§ Exercise prompt
Wherever the word "expresa" appears in the entries, copy the whole line.

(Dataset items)
* * *

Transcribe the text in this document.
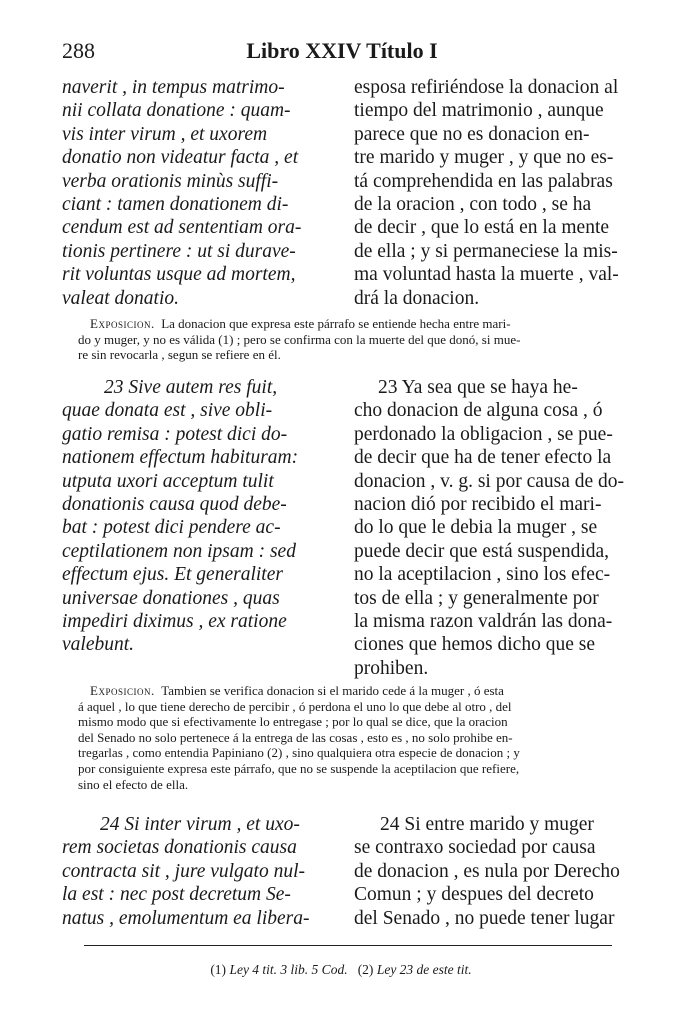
288	Libro XXIV Título I
naverit , in tempus matrimo-
nii collata donatione : quam-
vis inter virum , et uxorem
donatio non videatur facta , et
verba orationis minùs suffi-
ciant : tamen donationem di-
cendum est ad sententiam ora-
tionis pertinere : ut si durave-
rit voluntas usque ad mortem,
valeat donatio.
esposa refiriéndose la donacion al
tiempo del matrimonio , aunque
parece que no es donacion en-
tre marido y muger , y que no es-
tá comprehendida en las palabras
de la oracion , con todo , se ha
de decir , que lo está en la mente
de ella ; y si permaneciese la mis-
ma voluntad hasta la muerte , val-
drá la donacion.
Exposicion. La donacion que expresa este párrafo se entiende hecha entre mari-
do y muger, y no es válida (1) ; pero se confirma con la muerte del que donó, si mue-
re sin revocarla , segun se refiere en él.
23 Sive autem res fuit,
quae donata est , sive obli-
gatio remisa : potest dici do-
nationem effectum habituram:
utputa uxori acceptum tulit
donationis causa quod debe-
bat : potest dici pendere ac-
ceptilationem non ipsam : sed
effectum ejus. Et generaliter
universae donationes , quas
impediri diximus , ex ratione
valebunt.
23 Ya sea que se haya he-
cho donacion de alguna cosa , ó
perdonado la obligacion , se pue-
de decir que ha de tener efecto la
donacion , v. g. si por causa de do-
nacion dió por recibido el mari-
do lo que le debia la muger , se
puede decir que está suspendida,
no la aceptilacion , sino los efec-
tos de ella ; y generalmente por
la misma razon valdrán las dona-
ciones que hemos dicho que se
prohiben.
Exposicion. Tambien se verifica donacion si el marido cede á la muger , ó esta
á aquel , lo que tiene derecho de percibir , ó perdona el uno lo que debe al otro , del
mismo modo que si efectivamente lo entregase ; por lo qual se dice, que la oracion
del Senado no solo pertenece á la entrega de las cosas , esto es , no solo prohibe en-
tregarlas , como entendia Papiniano (2) , sino qualquiera otra especie de donacion ; y
por consiguiente expresa este párrafo, que no se suspende la aceptilacion que refiere,
sino el efecto de ella.
24 Si inter virum , et uxo-
rem societas donationis causa
contracta sit , jure vulgato nul-
la est : nec post decretum Se-
natus , emolumentum ea libera-
24 Si entre marido y muger
se contraxo sociedad por causa
de donacion , es nula por Derecho
Comun ; y despues del decreto
del Senado , no puede tener lugar
(1) Ley 4 tit. 3 lib. 5 Cod. (2) Ley 23 de este tit.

* * *

§ Task answer
Exposicion. La donacion que expresa este párrafo se entiende hecha entre mari-
por consiguiente expresa este párrafo, que no se suspende la aceptilacion que refiere,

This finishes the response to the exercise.